'''

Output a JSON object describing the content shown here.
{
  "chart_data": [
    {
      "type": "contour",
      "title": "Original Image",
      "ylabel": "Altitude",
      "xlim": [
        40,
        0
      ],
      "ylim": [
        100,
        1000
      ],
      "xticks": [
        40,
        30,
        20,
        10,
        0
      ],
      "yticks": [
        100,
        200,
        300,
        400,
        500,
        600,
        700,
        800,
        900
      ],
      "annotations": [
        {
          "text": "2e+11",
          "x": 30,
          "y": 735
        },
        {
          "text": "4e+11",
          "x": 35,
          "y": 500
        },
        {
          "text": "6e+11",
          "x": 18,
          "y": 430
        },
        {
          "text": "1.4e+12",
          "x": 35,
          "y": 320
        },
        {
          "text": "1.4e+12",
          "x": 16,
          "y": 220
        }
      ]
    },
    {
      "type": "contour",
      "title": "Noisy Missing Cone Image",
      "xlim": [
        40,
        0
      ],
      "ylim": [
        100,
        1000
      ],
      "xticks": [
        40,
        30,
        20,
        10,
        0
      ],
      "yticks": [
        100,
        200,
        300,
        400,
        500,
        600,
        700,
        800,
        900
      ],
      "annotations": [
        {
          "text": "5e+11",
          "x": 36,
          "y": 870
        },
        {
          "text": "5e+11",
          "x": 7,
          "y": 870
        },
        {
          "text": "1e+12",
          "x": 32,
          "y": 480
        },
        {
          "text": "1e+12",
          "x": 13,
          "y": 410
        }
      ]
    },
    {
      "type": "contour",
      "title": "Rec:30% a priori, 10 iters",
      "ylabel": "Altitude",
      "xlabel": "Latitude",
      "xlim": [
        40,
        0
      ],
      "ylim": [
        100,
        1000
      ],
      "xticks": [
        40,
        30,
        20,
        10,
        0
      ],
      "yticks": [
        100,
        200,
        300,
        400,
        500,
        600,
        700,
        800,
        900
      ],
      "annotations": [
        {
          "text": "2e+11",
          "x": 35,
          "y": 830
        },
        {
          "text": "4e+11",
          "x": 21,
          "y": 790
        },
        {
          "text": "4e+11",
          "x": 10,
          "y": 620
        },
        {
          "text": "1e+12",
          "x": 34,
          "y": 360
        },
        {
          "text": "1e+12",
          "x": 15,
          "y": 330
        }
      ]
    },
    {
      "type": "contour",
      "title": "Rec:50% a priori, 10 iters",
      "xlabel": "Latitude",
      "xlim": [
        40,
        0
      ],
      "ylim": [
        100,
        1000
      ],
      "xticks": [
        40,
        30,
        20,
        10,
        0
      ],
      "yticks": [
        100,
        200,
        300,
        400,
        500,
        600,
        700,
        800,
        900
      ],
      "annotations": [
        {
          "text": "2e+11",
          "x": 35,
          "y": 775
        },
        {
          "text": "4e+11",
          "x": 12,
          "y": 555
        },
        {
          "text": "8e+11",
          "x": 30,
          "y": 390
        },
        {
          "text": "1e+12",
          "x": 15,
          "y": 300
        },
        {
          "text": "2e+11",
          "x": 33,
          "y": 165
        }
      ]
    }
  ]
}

'''

Determine how many of the lines above hold the word "title", and output that number by itself.

4